- [MATERIALS PROVIDED]:
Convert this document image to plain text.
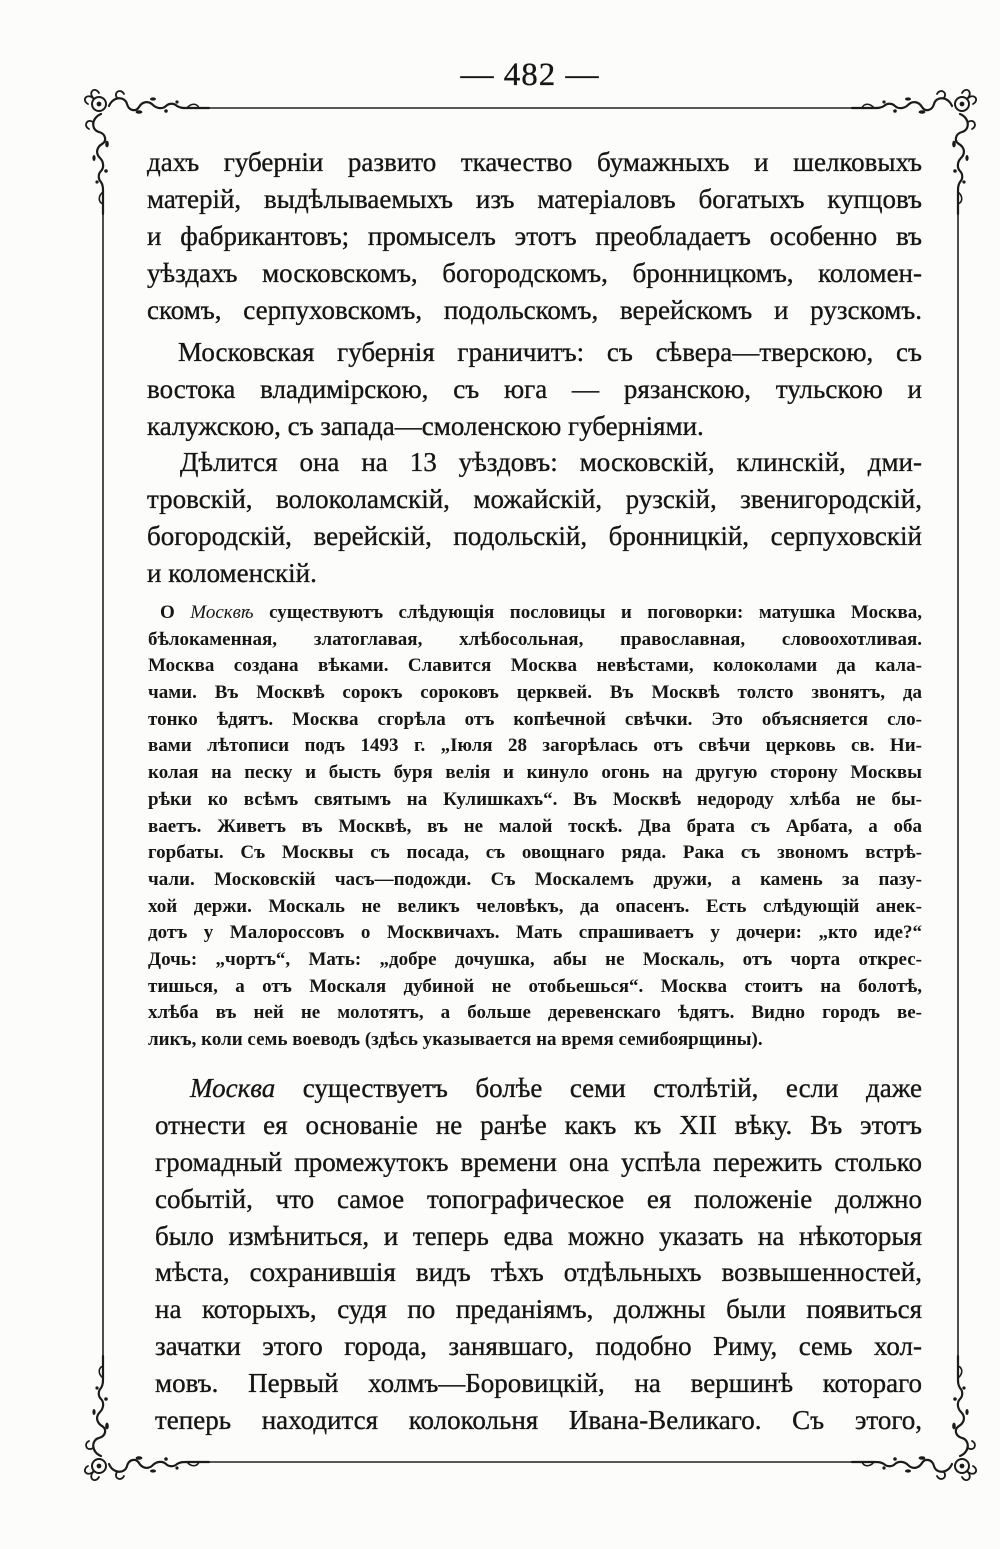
— 482 —
дахъ губерніи развито ткачество бумажныхъ и шелковыхъ
матерій, выдѣлываемыхъ изъ матеріаловъ богатыхъ купцовъ
и фабрикантовъ; промыселъ этотъ преобладаетъ особенно въ
уѣздахъ московскомъ, богородскомъ, бронницкомъ, коломен-
скомъ, серпуховскомъ, подольскомъ, верейскомъ и рузскомъ.
Московская губернія граничитъ: съ сѣвера—тверскою, съ
востока владимірскою, съ юга — рязанскою, тульскою и
калужскою, съ запада—смоленскою губерніями.
Дѣлится она на 13 уѣздовъ: московскій, клинскій, дми-
тровскій, волоколамскій, можайскій, рузскій, звенигородскій,
богородскій, верейскій, подольскій, бронницкій, серпуховскій
и коломенскій.
О Москвѣ существуютъ слѣдующія пословицы и поговорки: матушка Москва,
бѣлокаменная, златоглавая, хлѣбосольная, православная, словоохотливая.
Москва создана вѣками. Славится Москва невѣстами, колоколами да кала-
чами. Въ Москвѣ сорокъ сороковъ церквей. Въ Москвѣ толсто звонятъ, да
тонко ѣдятъ. Москва сгорѣла отъ копѣечной свѣчки. Это объясняется сло-
вами лѣтописи подъ 1493 г. „Іюля 28 загорѣлась отъ свѣчи церковь св. Ни-
колая на песку и бысть буря велія и кинуло огонь на другую сторону Москвы
рѣки ко всѣмъ святымъ на Кулишкахъ“. Въ Москвѣ недороду хлѣба не бы-
ваетъ. Живетъ въ Москвѣ, въ не малой тоскѣ. Два брата съ Арбата, а оба
горбаты. Съ Москвы съ посада, съ овощнаго ряда. Рака съ звономъ встрѣ-
чали. Московскій часъ—подожди. Съ Москалемъ дружи, а камень за пазу-
хой держи. Москаль не великъ человѣкъ, да опасенъ. Есть слѣдующій анек-
дотъ у Малороссовъ о Москвичахъ. Мать спрашиваетъ у дочери: „кто иде?“
Дочь: „чортъ“, Мать: „добре дочушка, абы не Москаль, отъ чорта открес-
тишься, а отъ Москаля дубиной не отобьешься“. Москва стоитъ на болотѣ,
хлѣба въ ней не молотятъ, а больше деревенскаго ѣдятъ. Видно городъ ве-
ликъ, коли семь воеводъ (здѣсь указывается на время семибоярщины).
Москва существуетъ болѣе семи столѣтій, если даже
отнести ея основаніе не ранѣе какъ къ XII вѣку. Въ этотъ
громадный промежутокъ времени она успѣла пережить столько
событій, что самое топографическое ея положеніе должно
было измѣниться, и теперь едва можно указать на нѣкоторыя
мѣста, сохранившія видъ тѣхъ отдѣльныхъ возвышенностей,
на которыхъ, судя по преданіямъ, должны были появиться
зачатки этого города, занявшаго, подобно Риму, семь хол-
мовъ. Первый холмъ—Боровицкій, на вершинѣ котораго
теперь находится колокольня Ивана-Великаго. Съ этого,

- [TASK DETAILS]: Reproduce the listing exactly. Leave its pictures out.

- [CORRECT ANSWER]:
Convert this document image to plain text.
— 482 —
дахъ губерніи развито ткачество бумажныхъ и шелковыхъ
матерій, выдѣлываемыхъ изъ матеріаловъ богатыхъ купцовъ
и фабрикантовъ; промыселъ этотъ преобладаетъ особенно въ
уѣздахъ московскомъ, богородскомъ, бронницкомъ, коломен-
скомъ, серпуховскомъ, подольскомъ, верейскомъ и рузскомъ.
Московская губернія граничитъ: съ сѣвера—тверскою, съ
востока владимірскою, съ юга — рязанскою, тульскою и
калужскою, съ запада—смоленскою губерніями.
Дѣлится она на 13 уѣздовъ: московскій, клинскій, дми-
тровскій, волоколамскій, можайскій, рузскій, звенигородскій,
богородскій, верейскій, подольскій, бронницкій, серпуховскій
и коломенскій.
О Москвѣ существуютъ слѣдующія пословицы и поговорки: матушка Москва,
бѣлокаменная, златоглавая, хлѣбосольная, православная, словоохотливая.
Москва создана вѣками. Славится Москва невѣстами, колоколами да кала-
чами. Въ Москвѣ сорокъ сороковъ церквей. Въ Москвѣ толсто звонятъ, да
тонко ѣдятъ. Москва сгорѣла отъ копѣечной свѣчки. Это объясняется сло-
вами лѣтописи подъ 1493 г. „Іюля 28 загорѣлась отъ свѣчи церковь св. Ни-
колая на песку и бысть буря велія и кинуло огонь на другую сторону Москвы
рѣки ко всѣмъ святымъ на Кулишкахъ“. Въ Москвѣ недороду хлѣба не бы-
ваетъ. Живетъ въ Москвѣ, въ не малой тоскѣ. Два брата съ Арбата, а оба
горбаты. Съ Москвы съ посада, съ овощнаго ряда. Рака съ звономъ встрѣ-
чали. Московскій часъ—подожди. Съ Москалемъ дружи, а камень за пазу-
хой держи. Москаль не великъ человѣкъ, да опасенъ. Есть слѣдующій анек-
дотъ у Малороссовъ о Москвичахъ. Мать спрашиваетъ у дочери: „кто иде?“
Дочь: „чортъ“, Мать: „добре дочушка, абы не Москаль, отъ чорта открес-
тишься, а отъ Москаля дубиной не отобьешься“. Москва стоитъ на болотѣ,
хлѣба въ ней не молотятъ, а больше деревенскаго ѣдятъ. Видно городъ ве-
ликъ, коли семь воеводъ (здѣсь указывается на время семибоярщины).
Москва существуетъ болѣе семи столѣтій, если даже
отнести ея основаніе не ранѣе какъ къ XII вѣку. Въ этотъ
громадный промежутокъ времени она успѣла пережить столько
событій, что самое топографическое ея положеніе должно
было измѣниться, и теперь едва можно указать на нѣкоторыя
мѣста, сохранившія видъ тѣхъ отдѣльныхъ возвышенностей,
на которыхъ, судя по преданіямъ, должны были появиться
зачатки этого города, занявшаго, подобно Риму, семь хол-
мовъ. Первый холмъ—Боровицкій, на вершинѣ котораго
теперь находится колокольня Ивана-Великаго. Съ этого,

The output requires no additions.